▸ PROBLEM:
Pick out the lines in the listing below that contain the word "land" and copy them.

[Extracted records]
-- Start --

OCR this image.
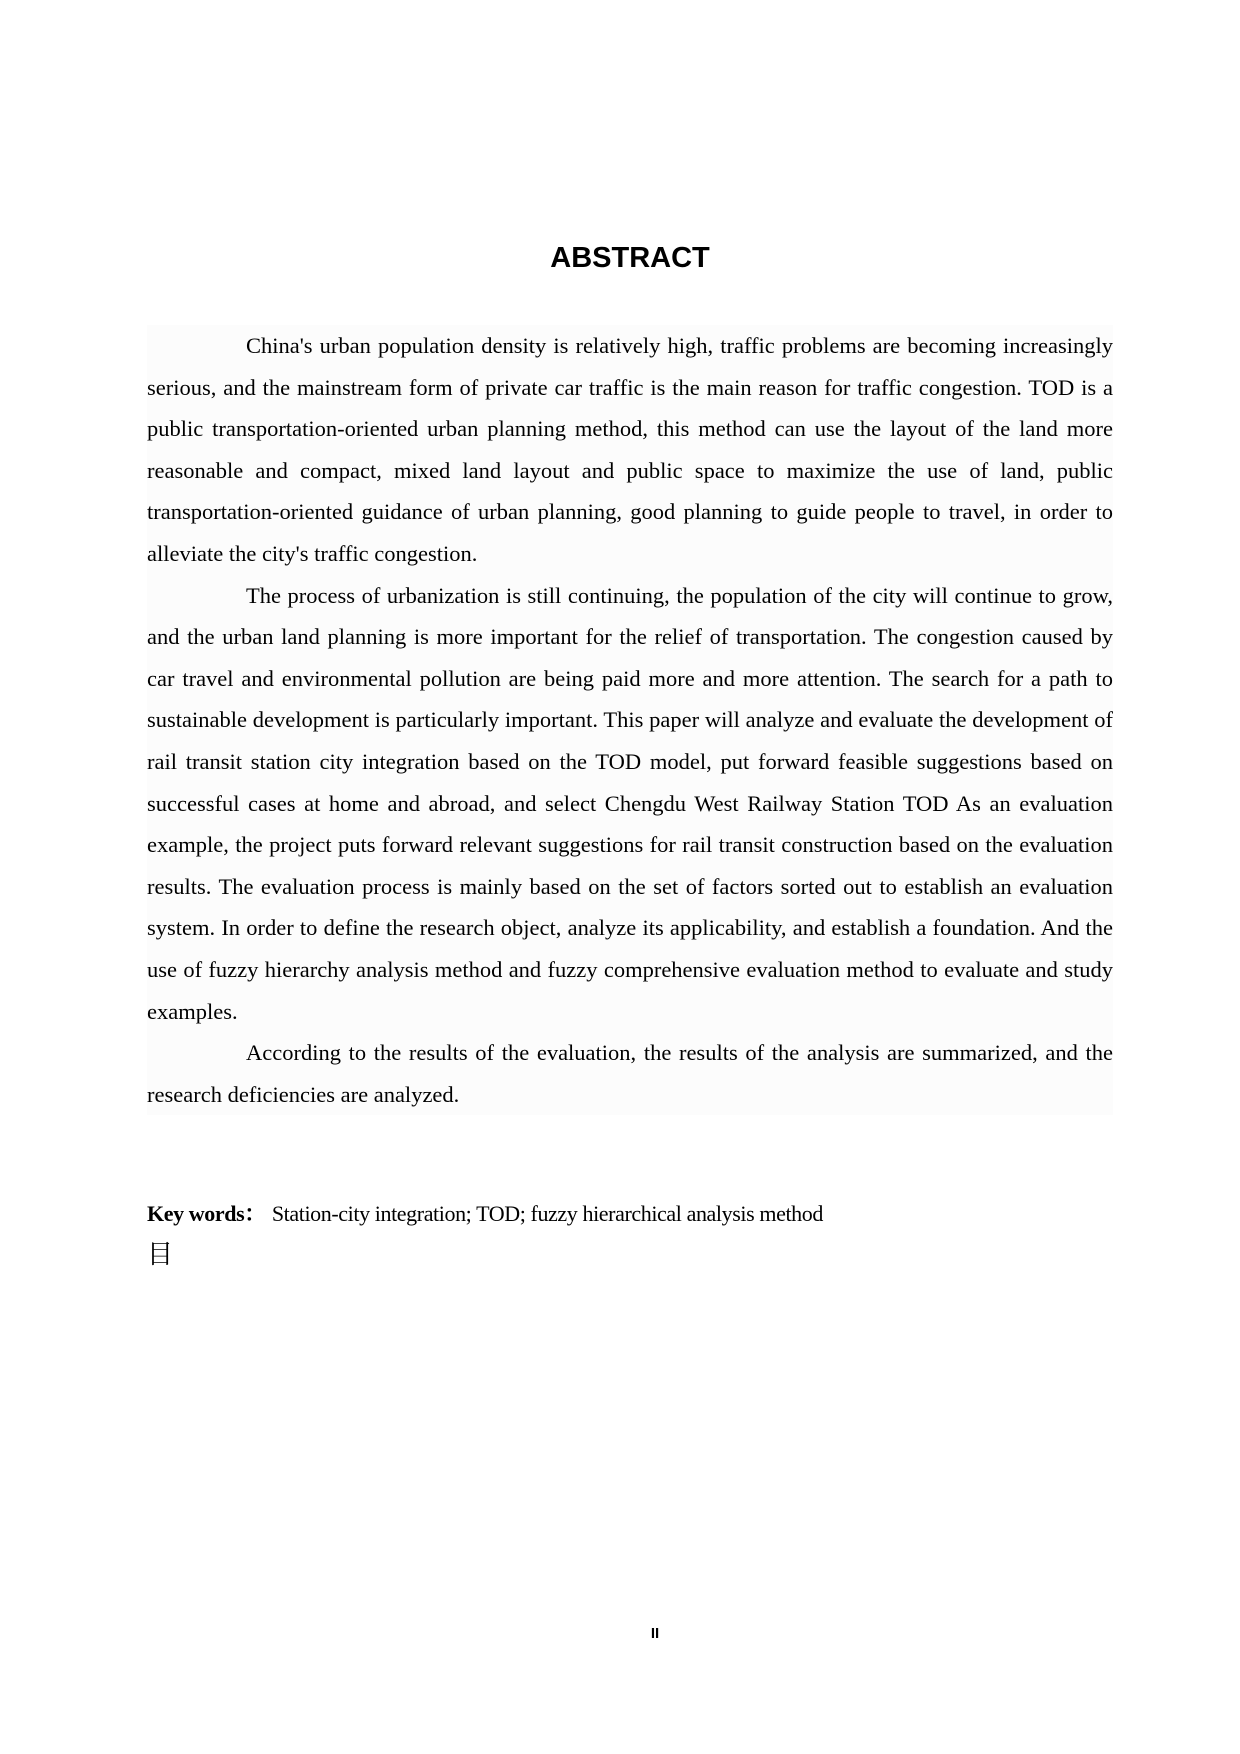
ABSTRACT

China's urban population density is relatively high, traffic problems are becoming increasingly serious, and the mainstream form of private car traffic is the main reason for traffic congestion. TOD is a public transportation-oriented urban planning method, this method can use the layout of the land more reasonable and compact, mixed land layout and public space to maximize the use of land, public transportation-oriented guidance of urban planning, good planning to guide people to travel, in order to alleviate the city's traffic congestion.

The process of urbanization is still continuing, the population of the city will continue to grow, and the urban land planning is more important for the relief of transportation. The congestion caused by car travel and environmental pollution are being paid more and more attention. The search for a path to sustainable development is particularly important. This paper will analyze and evaluate the development of rail transit station city integration based on the TOD model, put forward feasible suggestions based on successful cases at home and abroad, and select Chengdu West Railway Station TOD As an evaluation example, the project puts forward relevant suggestions for rail transit construction based on the evaluation results. The evaluation process is mainly based on the set of factors sorted out to establish an evaluation system. In order to define the research object, analyze its applicability, and establish a foundation. And the use of fuzzy hierarchy analysis method and fuzzy comprehensive evaluation method to evaluate and study examples.

According to the results of the evaluation, the results of the analysis are summarized, and the research deficiencies are analyzed.

Key words： Station-city integration; TOD; fuzzy hierarchical analysis method
目
II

-- End --

▸ FINISHED ANSWER:
China's urban population density is relatively high, traffic problems are becoming increasingly serious, and the mainstream form of private car traffic is the main reason for traffic congestion. TOD is a public transportation-oriented urban planning method, this method can use the layout of the land more reasonable and compact, mixed land layout and public space to maximize the use of land, public transportation-oriented guidance of urban planning, good planning to guide people to travel, in order to alleviate the city's traffic congestion.
The process of urbanization is still continuing, the population of the city will continue to grow, and the urban land planning is more important for the relief of transportation. The congestion caused by car travel and environmental pollution are being paid more and more attention. The search for a path to sustainable development is particularly important. This paper will analyze and evaluate the development of rail transit station city integration based on the TOD model, put forward feasible suggestions based on successful cases at home and abroad, and select Chengdu West Railway Station TOD As an evaluation example, the project puts forward relevant suggestions for rail transit construction based on the evaluation results. The evaluation process is mainly based on the set of factors sorted out to establish an evaluation system. In order to define the research object, analyze its applicability, and establish a foundation. And the use of fuzzy hierarchy analysis method and fuzzy comprehensive evaluation method to evaluate and study examples.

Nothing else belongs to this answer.